Exercise task
Copy the lines of the entries below verbatim, starting with the line that contains "stock-code: 5054025882261: [537, 174, 668, 236]" and ending after the line that contains "product-code: 14021509: [274, 237, 405, 299]", both included.
*****
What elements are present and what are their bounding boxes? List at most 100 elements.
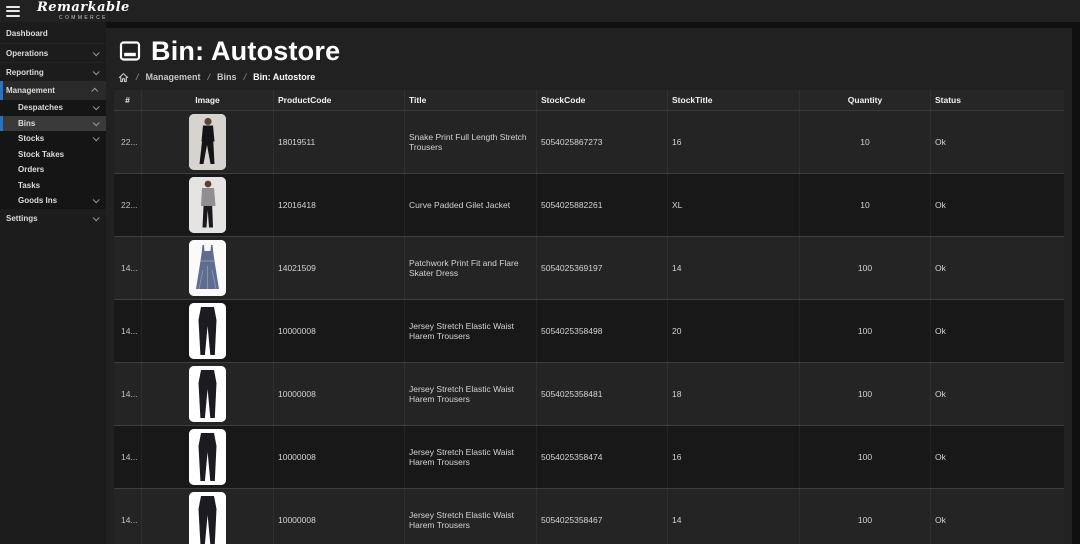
stock-code: 5054025882261: [537, 174, 668, 236]
chevron-down-icon: [93, 214, 100, 221]
bin-icon: [118, 39, 142, 63]
col-header-num[interactable]: #: [114, 90, 142, 110]
chevron-down-icon: [93, 49, 100, 56]
product-image-cell: [142, 363, 274, 425]
product-image[interactable]: [189, 240, 226, 296]
product-code: 10000008: [274, 300, 405, 362]
row-id: 14...: [114, 237, 142, 299]
menu-icon[interactable]: [6, 6, 20, 17]
table-row[interactable]: 14... 10000008 Jersey Stretch Elastic Wa…: [114, 426, 1064, 489]
stock-title: 16: [668, 426, 800, 488]
chevron-down-icon: [93, 104, 100, 111]
breadcrumb-current: Bin: Autostore: [253, 72, 315, 82]
product-code: 10000008: [274, 426, 405, 488]
product-image-cell: [142, 174, 274, 236]
row-id: 14...: [114, 363, 142, 425]
product-image[interactable]: [189, 303, 226, 359]
breadcrumb-separator: /: [136, 72, 139, 82]
col-header-quantity[interactable]: Quantity: [800, 90, 931, 110]
status: Ok: [931, 174, 1064, 236]
col-header-stocktitle[interactable]: StockTitle: [668, 90, 800, 110]
col-header-stockcode[interactable]: StockCode: [537, 90, 668, 110]
sidebar-item-label: Settings: [6, 214, 93, 223]
product-image-cell: [142, 237, 274, 299]
product-code: 14021509: [274, 237, 405, 299]
breadcrumb: / Management / Bins / Bin: Autostore: [118, 70, 1072, 84]
sidebar-item-label: Operations: [6, 49, 93, 58]
table-row[interactable]: 14... 10000008 Jersey Stretch Elastic Wa…: [114, 300, 1064, 363]
product-image[interactable]: [189, 177, 226, 233]
topbar: Remarkable COMMERCE: [0, 0, 1080, 22]
stock-code: 5054025358498: [537, 300, 668, 362]
product-image[interactable]: [189, 429, 226, 485]
product-code: 10000008: [274, 489, 405, 544]
row-id: 14...: [114, 489, 142, 544]
table-row[interactable]: 22... 12016418 Curve Padded Gilet Jacket…: [114, 174, 1064, 237]
sidebar-item-orders[interactable]: Orders: [0, 162, 106, 178]
product-image-cell: [142, 300, 274, 362]
table-row[interactable]: 14... 10000008 Jersey Stretch Elastic Wa…: [114, 363, 1064, 426]
row-id: 22...: [114, 174, 142, 236]
status: Ok: [931, 489, 1064, 544]
chevron-down-icon: [93, 197, 100, 204]
sidebar-item-stock-takes[interactable]: Stock Takes: [0, 147, 106, 163]
sidebar-item-despatches[interactable]: Despatches: [0, 100, 106, 116]
status: Ok: [931, 300, 1064, 362]
sidebar-item-label: Tasks: [18, 181, 100, 190]
product-code: 18019511: [274, 111, 405, 173]
status: Ok: [931, 111, 1064, 173]
sidebar-item-reporting[interactable]: Reporting: [0, 62, 106, 81]
breadcrumb-bins[interactable]: Bins: [217, 72, 237, 82]
stock-title: 20: [668, 300, 800, 362]
product-image-cell: [142, 111, 274, 173]
sidebar-item-management[interactable]: Management: [0, 81, 106, 100]
product-title: Curve Padded Gilet Jacket: [405, 174, 537, 236]
col-header-title[interactable]: Title: [405, 90, 537, 110]
col-header-status[interactable]: Status: [931, 90, 1064, 110]
sidebar-item-settings[interactable]: Settings: [0, 209, 106, 228]
bin-items-table: # Image ProductCode Title StockCode Stoc…: [114, 90, 1064, 544]
product-title: Jersey Stretch Elastic Waist Harem Trous…: [405, 489, 537, 544]
status: Ok: [931, 363, 1064, 425]
sidebar-item-label: Stocks: [18, 134, 93, 143]
logo[interactable]: Remarkable COMMERCE: [37, 1, 130, 21]
table-row[interactable]: 14... 10000008 Jersey Stretch Elastic Wa…: [114, 489, 1064, 544]
page-title-row: Bin: Autostore: [118, 34, 1072, 68]
main-panel: Bin: Autostore / Management / Bins / Bin…: [106, 28, 1072, 544]
product-image[interactable]: [189, 492, 226, 544]
col-header-productcode[interactable]: ProductCode: [274, 90, 405, 110]
product-title: Patchwork Print Fit and Flare Skater Dre…: [405, 237, 537, 299]
logo-wordmark: Remarkable: [37, 1, 130, 14]
sidebar-item-operations[interactable]: Operations: [0, 43, 106, 62]
table-row[interactable]: 14... 14021509 Patchwork Print Fit and F…: [114, 237, 1064, 300]
stock-title: 14: [668, 237, 800, 299]
quantity: 100: [800, 237, 931, 299]
stock-code: 5054025867273: [537, 111, 668, 173]
product-image[interactable]: [189, 114, 226, 170]
row-id: 14...: [114, 426, 142, 488]
sidebar-item-bins[interactable]: Bins: [0, 116, 106, 132]
sidebar-item-tasks[interactable]: Tasks: [0, 178, 106, 194]
status: Ok: [931, 426, 1064, 488]
sidebar-item-dashboard[interactable]: Dashboard: [0, 24, 106, 43]
sidebar-item-stocks[interactable]: Stocks: [0, 131, 106, 147]
col-header-image[interactable]: Image: [142, 90, 274, 110]
table-row[interactable]: 22... 18019511 Snake Print Full Length S…: [114, 111, 1064, 174]
breadcrumb-management[interactable]: Management: [146, 72, 201, 82]
quantity: 100: [800, 426, 931, 488]
home-icon[interactable]: [118, 72, 129, 83]
quantity: 100: [800, 363, 931, 425]
product-title: Jersey Stretch Elastic Waist Harem Trous…: [405, 363, 537, 425]
quantity: 100: [800, 489, 931, 544]
sidebar-item-goods-ins[interactable]: Goods Ins: [0, 193, 106, 209]
table-header: # Image ProductCode Title StockCode Stoc…: [114, 90, 1064, 111]
sidebar-item-label: Reporting: [6, 68, 93, 77]
sidebar-item-label: Orders: [18, 165, 100, 174]
stock-title: 16: [668, 111, 800, 173]
row-id: 22...: [114, 111, 142, 173]
sidebar-item-label: Stock Takes: [18, 150, 100, 159]
sidebar-item-label: Management: [6, 86, 93, 95]
product-code: 12016418: [274, 174, 405, 236]
product-image[interactable]: [189, 366, 226, 422]
stock-title: 14: [668, 489, 800, 544]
*****
Result for this task
stock-code: 5054025882261: [537, 174, 668, 236]
chevron-down-icon: [93, 214, 100, 221]
bin-icon: [118, 39, 142, 63]
col-header-num[interactable]: #: [114, 90, 142, 110]
chevron-down-icon: [93, 49, 100, 56]
product-image-cell: [142, 363, 274, 425]
product-image[interactable]: [189, 240, 226, 296]
product-code: 10000008: [274, 300, 405, 362]
row-id: 14...: [114, 237, 142, 299]
menu-icon[interactable]: [6, 6, 20, 17]
table-row[interactable]: 14... 10000008 Jersey Stretch Elastic Wa…: [114, 426, 1064, 489]
stock-title: 16: [668, 426, 800, 488]
chevron-down-icon: [93, 104, 100, 111]
breadcrumb-current: Bin: Autostore: [253, 72, 315, 82]
product-code: 10000008: [274, 426, 405, 488]
product-image-cell: [142, 174, 274, 236]
row-id: 14...: [114, 363, 142, 425]
product-image[interactable]: [189, 303, 226, 359]
breadcrumb-separator: /: [136, 72, 139, 82]
col-header-quantity[interactable]: Quantity: [800, 90, 931, 110]
status: Ok: [931, 174, 1064, 236]
col-header-stocktitle[interactable]: StockTitle: [668, 90, 800, 110]
col-header-stockcode[interactable]: StockCode: [537, 90, 668, 110]
sidebar-item-label: Settings: [6, 214, 93, 223]
product-image-cell: [142, 237, 274, 299]
product-code: 14021509: [274, 237, 405, 299]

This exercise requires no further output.